## Goal:
Search the data for the word "page". Reproduce every line where it is found.
..........
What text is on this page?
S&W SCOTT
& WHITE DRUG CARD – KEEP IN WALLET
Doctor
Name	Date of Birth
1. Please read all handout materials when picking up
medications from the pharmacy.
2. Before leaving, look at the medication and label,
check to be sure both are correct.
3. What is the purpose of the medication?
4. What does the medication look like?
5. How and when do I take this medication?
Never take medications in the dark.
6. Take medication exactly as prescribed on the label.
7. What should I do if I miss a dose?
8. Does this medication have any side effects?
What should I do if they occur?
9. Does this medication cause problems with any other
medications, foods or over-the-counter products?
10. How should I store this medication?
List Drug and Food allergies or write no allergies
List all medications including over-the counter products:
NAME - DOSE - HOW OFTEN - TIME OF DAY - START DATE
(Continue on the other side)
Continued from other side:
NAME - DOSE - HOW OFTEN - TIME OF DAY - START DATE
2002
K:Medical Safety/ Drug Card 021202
..........
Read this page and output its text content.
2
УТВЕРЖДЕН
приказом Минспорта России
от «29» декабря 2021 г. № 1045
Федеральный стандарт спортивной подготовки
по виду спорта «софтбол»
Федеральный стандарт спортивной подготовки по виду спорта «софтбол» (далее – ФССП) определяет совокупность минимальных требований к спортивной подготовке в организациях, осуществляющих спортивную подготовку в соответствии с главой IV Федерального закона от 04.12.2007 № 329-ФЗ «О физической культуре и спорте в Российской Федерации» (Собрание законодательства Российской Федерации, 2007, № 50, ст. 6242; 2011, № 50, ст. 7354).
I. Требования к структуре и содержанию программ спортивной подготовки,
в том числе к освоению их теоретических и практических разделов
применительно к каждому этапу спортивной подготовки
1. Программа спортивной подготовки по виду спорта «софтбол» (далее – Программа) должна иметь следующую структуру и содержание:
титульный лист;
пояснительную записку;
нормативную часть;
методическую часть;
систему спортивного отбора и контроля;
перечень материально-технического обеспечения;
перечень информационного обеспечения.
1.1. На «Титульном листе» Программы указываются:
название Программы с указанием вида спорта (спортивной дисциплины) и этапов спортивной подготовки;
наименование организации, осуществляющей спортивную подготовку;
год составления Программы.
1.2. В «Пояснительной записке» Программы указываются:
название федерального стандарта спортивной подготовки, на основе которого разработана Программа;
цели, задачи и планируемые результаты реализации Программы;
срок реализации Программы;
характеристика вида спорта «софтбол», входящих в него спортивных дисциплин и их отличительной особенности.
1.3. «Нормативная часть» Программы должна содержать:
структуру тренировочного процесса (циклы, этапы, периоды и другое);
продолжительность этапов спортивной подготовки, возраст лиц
..........
## Problem solution:
What text is on this page?
Read this page and output its text content.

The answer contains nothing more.